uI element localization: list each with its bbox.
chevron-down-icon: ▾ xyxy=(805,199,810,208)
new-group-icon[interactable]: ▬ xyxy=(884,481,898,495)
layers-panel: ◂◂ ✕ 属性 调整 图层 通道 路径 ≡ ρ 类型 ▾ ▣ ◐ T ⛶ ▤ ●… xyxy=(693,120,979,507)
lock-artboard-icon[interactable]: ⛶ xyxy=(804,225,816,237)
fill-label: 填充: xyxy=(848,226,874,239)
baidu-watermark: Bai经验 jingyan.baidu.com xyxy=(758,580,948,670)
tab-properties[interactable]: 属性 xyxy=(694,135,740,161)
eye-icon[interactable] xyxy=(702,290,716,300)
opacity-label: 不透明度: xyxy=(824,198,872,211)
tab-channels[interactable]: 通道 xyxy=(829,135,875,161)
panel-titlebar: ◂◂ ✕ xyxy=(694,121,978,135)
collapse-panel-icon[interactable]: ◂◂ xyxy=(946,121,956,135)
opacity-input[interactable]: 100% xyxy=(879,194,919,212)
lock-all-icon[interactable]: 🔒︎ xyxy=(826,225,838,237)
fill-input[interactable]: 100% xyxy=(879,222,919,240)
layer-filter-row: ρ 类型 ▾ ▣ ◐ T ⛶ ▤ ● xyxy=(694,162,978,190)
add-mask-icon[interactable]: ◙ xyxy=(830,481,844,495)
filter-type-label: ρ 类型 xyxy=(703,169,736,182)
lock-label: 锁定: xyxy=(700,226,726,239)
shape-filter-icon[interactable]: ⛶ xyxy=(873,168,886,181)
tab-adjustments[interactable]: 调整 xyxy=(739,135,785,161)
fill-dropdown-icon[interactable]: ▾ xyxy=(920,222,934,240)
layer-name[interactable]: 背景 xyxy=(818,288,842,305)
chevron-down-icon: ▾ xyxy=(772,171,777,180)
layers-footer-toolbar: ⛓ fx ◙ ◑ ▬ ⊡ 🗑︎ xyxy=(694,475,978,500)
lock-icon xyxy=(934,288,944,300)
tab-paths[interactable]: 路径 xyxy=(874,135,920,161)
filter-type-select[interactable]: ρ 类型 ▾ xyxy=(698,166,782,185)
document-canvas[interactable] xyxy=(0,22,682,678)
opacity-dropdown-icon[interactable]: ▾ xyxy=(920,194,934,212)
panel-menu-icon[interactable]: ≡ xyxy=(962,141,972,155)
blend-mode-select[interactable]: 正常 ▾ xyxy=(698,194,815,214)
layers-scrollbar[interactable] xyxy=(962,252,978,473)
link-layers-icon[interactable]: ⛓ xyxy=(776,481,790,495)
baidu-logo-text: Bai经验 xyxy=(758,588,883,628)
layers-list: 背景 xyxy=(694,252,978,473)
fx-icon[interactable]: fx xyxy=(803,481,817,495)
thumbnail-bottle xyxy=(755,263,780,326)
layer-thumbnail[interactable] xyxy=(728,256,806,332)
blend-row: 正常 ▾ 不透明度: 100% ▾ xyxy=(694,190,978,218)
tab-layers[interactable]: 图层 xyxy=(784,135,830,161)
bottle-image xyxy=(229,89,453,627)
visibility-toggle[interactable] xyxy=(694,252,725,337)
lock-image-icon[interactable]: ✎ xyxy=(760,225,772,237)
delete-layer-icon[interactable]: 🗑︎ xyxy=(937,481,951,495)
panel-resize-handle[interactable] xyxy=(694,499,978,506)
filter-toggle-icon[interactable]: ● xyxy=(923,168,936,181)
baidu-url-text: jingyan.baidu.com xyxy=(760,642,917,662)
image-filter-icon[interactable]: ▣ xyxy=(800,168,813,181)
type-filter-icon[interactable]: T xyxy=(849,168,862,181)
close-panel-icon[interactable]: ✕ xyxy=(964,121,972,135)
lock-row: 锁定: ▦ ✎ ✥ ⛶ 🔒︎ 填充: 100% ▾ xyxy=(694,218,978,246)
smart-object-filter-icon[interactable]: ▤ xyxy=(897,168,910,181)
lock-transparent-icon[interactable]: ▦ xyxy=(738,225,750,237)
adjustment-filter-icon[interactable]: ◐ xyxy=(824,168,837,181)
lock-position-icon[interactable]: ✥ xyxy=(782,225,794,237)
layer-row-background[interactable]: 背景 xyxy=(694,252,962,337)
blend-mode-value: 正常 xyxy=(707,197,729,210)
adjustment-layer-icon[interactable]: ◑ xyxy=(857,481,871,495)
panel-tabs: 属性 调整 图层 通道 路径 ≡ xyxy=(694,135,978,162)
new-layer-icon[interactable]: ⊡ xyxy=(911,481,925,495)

* Written exercise *
Reproduce the records verbatim, starting with their first line and ending with the line that contains "layers-panel: ◂◂ ✕", including that line.

* Exercise solution *
uI element localization: list each with its bbox.
chevron-down-icon: ▾ xyxy=(805,199,810,208)
new-group-icon[interactable]: ▬ xyxy=(884,481,898,495)
layers-panel: ◂◂ ✕ 属性 调整 图层 通道 路径 ≡ ρ 类型 ▾ ▣ ◐ T ⛶ ▤ ●… xyxy=(693,120,979,507)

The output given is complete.